# START OF DATA LISTING

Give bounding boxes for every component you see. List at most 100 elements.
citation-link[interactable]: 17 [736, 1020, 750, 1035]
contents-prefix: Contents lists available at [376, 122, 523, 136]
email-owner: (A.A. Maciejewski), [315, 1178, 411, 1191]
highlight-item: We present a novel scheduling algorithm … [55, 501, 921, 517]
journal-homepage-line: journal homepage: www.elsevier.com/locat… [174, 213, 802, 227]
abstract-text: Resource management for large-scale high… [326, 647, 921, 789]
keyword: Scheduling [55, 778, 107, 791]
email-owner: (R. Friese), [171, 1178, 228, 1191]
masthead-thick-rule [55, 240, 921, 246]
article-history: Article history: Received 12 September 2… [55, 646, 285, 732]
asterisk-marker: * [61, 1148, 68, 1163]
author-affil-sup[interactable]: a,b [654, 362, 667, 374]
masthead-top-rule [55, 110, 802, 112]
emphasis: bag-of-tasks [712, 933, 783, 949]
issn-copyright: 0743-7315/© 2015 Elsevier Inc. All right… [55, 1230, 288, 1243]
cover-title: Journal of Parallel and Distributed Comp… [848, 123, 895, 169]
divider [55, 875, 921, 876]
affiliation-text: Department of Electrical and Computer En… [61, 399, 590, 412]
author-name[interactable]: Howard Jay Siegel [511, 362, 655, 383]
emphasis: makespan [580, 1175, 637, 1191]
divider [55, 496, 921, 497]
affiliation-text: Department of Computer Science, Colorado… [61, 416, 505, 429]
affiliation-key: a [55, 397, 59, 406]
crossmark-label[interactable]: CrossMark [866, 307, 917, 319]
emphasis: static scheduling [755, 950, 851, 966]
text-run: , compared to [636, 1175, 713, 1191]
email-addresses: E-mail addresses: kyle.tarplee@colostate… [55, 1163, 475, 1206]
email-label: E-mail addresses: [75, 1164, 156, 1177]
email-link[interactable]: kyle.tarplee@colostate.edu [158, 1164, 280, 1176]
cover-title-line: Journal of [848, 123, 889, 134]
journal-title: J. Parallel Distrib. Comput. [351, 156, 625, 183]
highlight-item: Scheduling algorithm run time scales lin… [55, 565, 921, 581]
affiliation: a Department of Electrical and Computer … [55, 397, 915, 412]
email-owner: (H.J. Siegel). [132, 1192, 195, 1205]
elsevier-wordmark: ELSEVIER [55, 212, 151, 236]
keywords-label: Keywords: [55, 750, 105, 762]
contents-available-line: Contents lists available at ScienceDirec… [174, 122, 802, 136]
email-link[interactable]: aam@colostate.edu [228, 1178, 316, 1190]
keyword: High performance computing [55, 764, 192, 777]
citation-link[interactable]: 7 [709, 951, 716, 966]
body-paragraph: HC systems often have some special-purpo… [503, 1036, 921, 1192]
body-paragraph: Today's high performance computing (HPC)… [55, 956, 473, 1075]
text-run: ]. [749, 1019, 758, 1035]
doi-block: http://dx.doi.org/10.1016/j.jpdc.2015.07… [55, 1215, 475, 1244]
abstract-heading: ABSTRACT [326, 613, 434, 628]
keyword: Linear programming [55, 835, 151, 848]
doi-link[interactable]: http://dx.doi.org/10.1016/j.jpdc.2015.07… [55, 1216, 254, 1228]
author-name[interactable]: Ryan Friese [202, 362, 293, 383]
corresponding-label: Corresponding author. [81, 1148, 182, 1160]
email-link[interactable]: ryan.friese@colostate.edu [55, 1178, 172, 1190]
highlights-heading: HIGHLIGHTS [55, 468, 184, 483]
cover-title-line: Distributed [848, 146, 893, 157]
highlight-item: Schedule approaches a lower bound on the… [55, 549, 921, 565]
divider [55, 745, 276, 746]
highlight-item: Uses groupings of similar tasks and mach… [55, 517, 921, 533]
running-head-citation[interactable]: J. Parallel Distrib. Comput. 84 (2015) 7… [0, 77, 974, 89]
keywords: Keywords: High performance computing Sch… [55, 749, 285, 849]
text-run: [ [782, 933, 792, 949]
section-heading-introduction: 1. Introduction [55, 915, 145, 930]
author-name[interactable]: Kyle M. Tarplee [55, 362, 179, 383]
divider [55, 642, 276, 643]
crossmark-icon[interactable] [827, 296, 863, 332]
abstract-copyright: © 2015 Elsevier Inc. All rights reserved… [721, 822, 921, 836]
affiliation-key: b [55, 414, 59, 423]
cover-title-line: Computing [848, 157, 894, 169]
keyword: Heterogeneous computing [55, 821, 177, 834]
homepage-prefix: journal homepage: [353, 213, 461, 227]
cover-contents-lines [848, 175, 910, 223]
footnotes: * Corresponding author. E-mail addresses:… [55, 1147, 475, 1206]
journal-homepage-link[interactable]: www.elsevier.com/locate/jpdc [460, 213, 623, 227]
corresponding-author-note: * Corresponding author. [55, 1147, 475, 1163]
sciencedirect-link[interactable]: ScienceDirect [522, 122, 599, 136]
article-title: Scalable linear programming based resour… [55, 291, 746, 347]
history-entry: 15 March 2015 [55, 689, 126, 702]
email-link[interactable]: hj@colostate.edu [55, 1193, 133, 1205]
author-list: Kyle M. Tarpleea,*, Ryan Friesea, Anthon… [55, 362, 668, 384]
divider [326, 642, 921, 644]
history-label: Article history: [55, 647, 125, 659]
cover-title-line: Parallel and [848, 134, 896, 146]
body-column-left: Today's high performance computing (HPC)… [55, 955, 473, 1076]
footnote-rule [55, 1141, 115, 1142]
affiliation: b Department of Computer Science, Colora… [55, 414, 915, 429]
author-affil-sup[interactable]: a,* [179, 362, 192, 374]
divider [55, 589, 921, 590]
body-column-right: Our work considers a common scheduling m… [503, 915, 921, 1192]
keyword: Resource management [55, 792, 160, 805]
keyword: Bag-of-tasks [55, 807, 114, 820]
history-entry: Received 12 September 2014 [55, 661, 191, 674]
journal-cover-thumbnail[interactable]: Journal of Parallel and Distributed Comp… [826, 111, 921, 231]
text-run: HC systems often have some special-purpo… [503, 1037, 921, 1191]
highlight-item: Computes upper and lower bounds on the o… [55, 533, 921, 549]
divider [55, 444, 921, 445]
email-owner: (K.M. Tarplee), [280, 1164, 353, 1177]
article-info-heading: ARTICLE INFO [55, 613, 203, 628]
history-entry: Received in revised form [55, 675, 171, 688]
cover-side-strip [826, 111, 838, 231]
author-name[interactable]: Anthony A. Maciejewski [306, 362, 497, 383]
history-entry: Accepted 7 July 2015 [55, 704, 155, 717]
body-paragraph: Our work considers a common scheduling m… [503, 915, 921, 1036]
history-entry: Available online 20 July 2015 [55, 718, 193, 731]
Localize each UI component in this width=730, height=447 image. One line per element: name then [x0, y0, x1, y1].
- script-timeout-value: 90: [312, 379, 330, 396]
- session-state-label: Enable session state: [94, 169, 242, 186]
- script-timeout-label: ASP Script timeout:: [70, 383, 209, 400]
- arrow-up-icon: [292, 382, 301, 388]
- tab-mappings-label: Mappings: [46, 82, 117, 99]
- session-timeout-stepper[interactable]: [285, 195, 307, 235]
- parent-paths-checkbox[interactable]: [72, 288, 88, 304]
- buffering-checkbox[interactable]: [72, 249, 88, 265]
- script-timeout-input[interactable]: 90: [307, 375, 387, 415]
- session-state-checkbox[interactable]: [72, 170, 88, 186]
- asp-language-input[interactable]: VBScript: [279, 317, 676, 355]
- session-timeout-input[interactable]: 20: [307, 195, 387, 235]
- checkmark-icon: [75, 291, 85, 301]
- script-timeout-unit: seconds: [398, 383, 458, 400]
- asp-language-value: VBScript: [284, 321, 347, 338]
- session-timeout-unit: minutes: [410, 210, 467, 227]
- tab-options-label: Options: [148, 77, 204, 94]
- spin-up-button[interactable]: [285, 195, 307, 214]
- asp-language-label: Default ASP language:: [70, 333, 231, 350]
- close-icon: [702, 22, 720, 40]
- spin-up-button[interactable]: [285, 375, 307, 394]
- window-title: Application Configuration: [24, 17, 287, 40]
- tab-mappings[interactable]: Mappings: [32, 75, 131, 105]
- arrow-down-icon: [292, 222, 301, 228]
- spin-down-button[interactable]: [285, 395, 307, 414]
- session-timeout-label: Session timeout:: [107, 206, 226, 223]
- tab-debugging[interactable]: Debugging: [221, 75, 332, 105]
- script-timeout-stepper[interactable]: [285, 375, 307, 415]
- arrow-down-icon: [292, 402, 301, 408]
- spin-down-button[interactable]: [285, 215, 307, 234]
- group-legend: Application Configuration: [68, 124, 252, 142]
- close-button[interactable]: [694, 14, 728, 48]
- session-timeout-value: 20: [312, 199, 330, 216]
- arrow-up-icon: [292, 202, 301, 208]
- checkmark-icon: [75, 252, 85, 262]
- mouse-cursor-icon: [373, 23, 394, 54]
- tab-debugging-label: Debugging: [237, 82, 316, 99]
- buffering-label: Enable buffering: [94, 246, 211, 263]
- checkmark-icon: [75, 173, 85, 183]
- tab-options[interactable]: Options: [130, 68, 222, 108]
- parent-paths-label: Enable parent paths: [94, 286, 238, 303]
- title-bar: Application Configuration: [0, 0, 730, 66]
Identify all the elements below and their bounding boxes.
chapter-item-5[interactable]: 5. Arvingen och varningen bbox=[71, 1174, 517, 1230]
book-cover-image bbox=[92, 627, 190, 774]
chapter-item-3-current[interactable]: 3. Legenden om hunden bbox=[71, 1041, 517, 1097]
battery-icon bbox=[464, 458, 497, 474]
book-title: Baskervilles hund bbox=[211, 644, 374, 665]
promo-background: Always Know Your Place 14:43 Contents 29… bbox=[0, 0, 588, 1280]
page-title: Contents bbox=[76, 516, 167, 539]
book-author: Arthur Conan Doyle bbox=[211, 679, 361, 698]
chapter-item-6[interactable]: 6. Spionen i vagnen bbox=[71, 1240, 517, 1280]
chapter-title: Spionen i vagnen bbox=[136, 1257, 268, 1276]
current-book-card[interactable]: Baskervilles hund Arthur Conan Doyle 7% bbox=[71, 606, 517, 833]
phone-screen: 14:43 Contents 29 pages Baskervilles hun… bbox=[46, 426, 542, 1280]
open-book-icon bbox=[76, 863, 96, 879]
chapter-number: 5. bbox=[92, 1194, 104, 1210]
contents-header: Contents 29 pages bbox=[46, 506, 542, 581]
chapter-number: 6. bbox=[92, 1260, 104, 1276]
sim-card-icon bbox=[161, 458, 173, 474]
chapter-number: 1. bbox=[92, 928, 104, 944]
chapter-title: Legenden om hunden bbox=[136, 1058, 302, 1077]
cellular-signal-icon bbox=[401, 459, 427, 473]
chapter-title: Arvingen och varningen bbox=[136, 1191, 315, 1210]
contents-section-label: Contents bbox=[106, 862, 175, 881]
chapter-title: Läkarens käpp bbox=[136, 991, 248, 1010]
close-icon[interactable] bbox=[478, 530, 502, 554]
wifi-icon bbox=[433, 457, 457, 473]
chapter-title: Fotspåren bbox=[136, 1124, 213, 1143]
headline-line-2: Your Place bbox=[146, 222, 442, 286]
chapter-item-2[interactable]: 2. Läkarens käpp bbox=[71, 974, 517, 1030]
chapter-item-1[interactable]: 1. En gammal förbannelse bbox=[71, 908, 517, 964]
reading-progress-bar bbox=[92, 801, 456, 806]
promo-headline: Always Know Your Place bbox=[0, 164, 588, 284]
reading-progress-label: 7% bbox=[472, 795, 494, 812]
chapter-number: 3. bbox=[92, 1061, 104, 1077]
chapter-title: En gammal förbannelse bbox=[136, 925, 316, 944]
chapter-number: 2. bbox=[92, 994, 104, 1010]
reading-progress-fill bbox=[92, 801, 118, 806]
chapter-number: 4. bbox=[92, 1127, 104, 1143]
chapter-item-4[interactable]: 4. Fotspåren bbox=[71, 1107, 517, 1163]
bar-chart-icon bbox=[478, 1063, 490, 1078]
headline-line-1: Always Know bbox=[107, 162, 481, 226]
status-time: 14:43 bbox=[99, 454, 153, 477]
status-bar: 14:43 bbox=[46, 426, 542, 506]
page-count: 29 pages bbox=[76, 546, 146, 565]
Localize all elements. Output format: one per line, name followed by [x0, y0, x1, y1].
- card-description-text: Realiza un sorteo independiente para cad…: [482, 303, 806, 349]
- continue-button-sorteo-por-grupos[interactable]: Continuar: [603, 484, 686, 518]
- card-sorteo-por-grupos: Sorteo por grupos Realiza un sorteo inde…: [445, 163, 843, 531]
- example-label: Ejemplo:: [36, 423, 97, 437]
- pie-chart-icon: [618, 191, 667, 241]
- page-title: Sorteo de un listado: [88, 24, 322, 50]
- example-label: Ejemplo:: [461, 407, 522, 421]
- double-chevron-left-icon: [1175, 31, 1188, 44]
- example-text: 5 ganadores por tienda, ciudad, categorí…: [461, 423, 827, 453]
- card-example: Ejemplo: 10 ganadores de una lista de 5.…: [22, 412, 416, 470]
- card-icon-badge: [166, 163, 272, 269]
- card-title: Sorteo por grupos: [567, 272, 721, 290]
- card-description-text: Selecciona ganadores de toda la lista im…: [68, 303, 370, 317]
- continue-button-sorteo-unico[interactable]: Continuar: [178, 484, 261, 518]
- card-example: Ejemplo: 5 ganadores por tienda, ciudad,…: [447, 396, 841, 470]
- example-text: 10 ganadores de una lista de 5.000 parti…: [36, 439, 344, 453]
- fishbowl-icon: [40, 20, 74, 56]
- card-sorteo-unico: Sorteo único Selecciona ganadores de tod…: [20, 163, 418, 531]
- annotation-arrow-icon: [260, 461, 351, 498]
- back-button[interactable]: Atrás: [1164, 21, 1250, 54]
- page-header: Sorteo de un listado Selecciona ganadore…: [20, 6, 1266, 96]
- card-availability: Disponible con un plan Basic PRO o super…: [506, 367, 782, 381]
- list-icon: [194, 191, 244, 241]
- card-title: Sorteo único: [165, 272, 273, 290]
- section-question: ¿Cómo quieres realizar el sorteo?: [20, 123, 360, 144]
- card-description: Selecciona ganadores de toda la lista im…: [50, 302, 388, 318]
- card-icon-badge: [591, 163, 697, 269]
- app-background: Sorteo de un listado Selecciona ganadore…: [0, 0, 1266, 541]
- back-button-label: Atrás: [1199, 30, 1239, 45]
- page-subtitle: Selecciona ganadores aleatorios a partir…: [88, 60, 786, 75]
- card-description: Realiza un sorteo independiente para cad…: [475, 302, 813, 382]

# END OF DATA LISTING

Would you copy out, word for word, everything from the first of the rows above down to and including the line that contains "crossmark-label[interactable]: CrossMark [866, 307, 917, 319]"?

Give bounding boxes for every component you see. List at most 100 elements.
citation-link[interactable]: 17 [736, 1020, 750, 1035]
contents-prefix: Contents lists available at [376, 122, 523, 136]
email-owner: (A.A. Maciejewski), [315, 1178, 411, 1191]
highlight-item: We present a novel scheduling algorithm … [55, 501, 921, 517]
journal-homepage-line: journal homepage: www.elsevier.com/locat… [174, 213, 802, 227]
abstract-text: Resource management for large-scale high… [326, 647, 921, 789]
keyword: Scheduling [55, 778, 107, 791]
email-owner: (R. Friese), [171, 1178, 228, 1191]
masthead-thick-rule [55, 240, 921, 246]
article-history: Article history: Received 12 September 2… [55, 646, 285, 732]
asterisk-marker: * [61, 1148, 68, 1163]
author-affil-sup[interactable]: a,b [654, 362, 667, 374]
masthead-top-rule [55, 110, 802, 112]
emphasis: bag-of-tasks [712, 933, 783, 949]
issn-copyright: 0743-7315/© 2015 Elsevier Inc. All right… [55, 1230, 288, 1243]
cover-title: Journal of Parallel and Distributed Comp… [848, 123, 895, 169]
divider [55, 875, 921, 876]
affiliation-text: Department of Electrical and Computer En… [61, 399, 590, 412]
author-name[interactable]: Howard Jay Siegel [511, 362, 655, 383]
emphasis: makespan [580, 1175, 637, 1191]
divider [55, 496, 921, 497]
affiliation-text: Department of Computer Science, Colorado… [61, 416, 505, 429]
affiliation-key: a [55, 397, 59, 406]
crossmark-label[interactable]: CrossMark [866, 307, 917, 319]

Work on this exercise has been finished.